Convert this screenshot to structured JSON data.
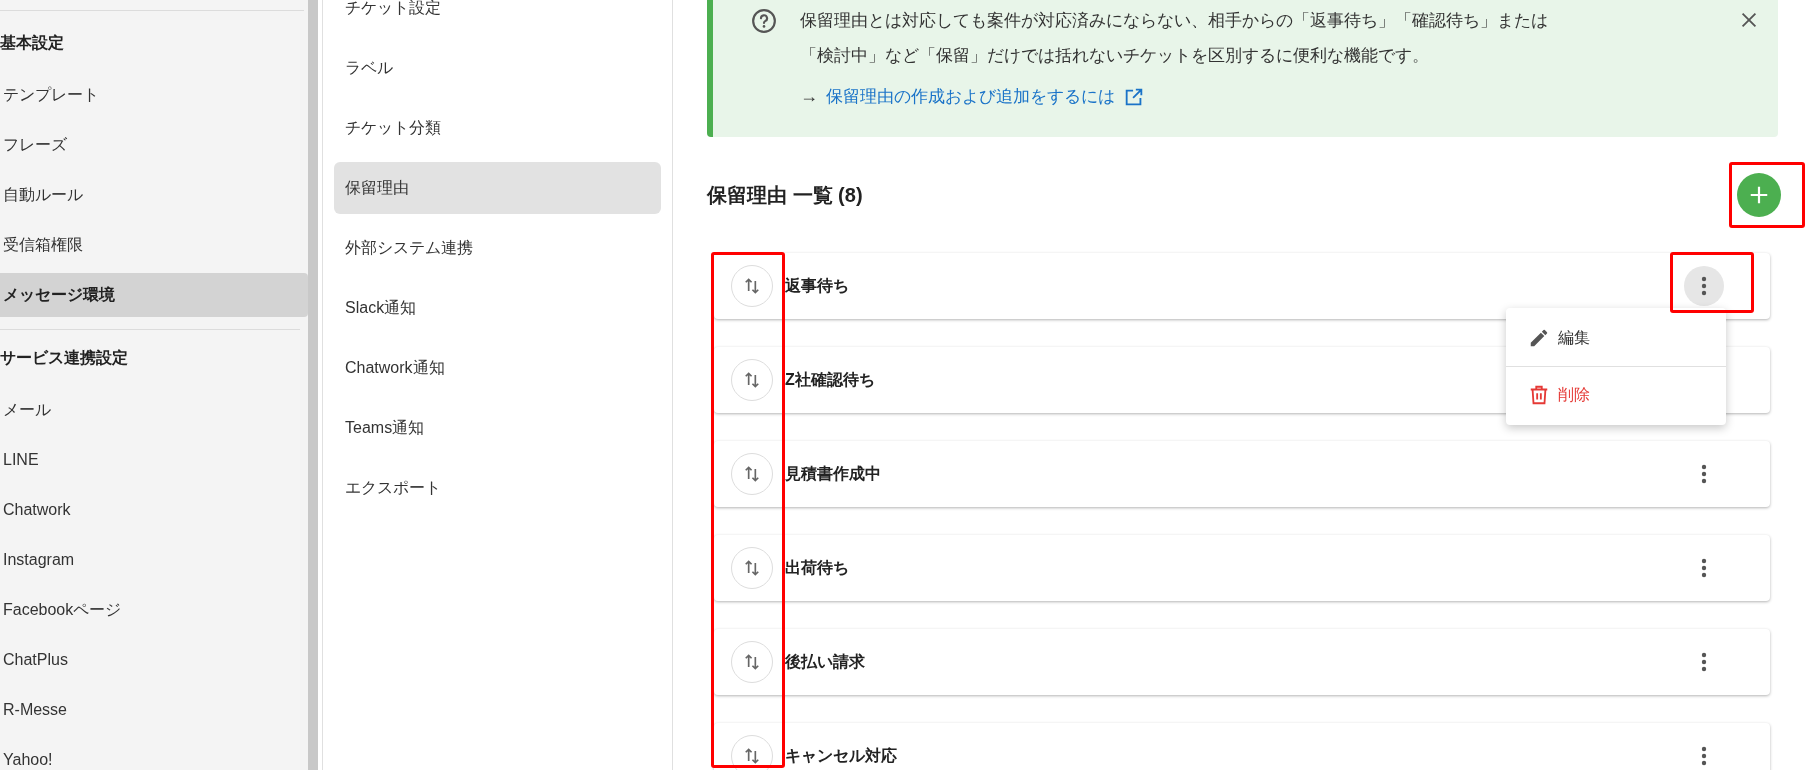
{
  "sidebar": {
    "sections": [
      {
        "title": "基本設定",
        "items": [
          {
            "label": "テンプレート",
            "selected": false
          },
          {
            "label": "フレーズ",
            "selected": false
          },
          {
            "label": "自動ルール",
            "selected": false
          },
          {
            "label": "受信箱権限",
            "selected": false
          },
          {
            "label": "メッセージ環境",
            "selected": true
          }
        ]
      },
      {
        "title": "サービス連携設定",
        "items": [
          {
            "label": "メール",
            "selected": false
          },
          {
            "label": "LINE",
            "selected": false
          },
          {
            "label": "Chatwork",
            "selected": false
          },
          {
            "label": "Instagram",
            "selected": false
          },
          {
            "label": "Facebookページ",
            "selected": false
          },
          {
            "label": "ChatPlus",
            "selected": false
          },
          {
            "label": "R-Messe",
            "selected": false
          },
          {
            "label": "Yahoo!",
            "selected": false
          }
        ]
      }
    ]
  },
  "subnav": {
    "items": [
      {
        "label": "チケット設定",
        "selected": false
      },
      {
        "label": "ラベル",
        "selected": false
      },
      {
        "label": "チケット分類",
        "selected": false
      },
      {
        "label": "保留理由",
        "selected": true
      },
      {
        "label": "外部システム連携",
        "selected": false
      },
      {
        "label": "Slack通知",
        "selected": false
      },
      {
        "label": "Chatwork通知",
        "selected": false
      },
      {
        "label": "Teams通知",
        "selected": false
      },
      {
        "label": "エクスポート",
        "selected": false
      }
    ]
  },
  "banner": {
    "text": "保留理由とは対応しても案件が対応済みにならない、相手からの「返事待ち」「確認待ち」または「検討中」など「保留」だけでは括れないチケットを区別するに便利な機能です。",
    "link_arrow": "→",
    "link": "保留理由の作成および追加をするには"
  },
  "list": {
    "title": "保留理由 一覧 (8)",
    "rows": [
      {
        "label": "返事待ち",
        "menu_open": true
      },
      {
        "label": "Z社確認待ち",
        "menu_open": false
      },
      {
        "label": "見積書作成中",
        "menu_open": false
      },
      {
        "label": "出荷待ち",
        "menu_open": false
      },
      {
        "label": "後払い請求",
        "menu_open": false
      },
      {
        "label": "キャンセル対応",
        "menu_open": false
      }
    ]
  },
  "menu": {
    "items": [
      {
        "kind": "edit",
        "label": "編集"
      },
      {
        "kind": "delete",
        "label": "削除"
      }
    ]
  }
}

★ ★ ★

• [Written problem]:
Copy each line from the data above that includes "title".

• [Output]:
        "title": "基本設定",
        "title": "サービス連携設定",
    "title": "保留理由 一覧 (8)",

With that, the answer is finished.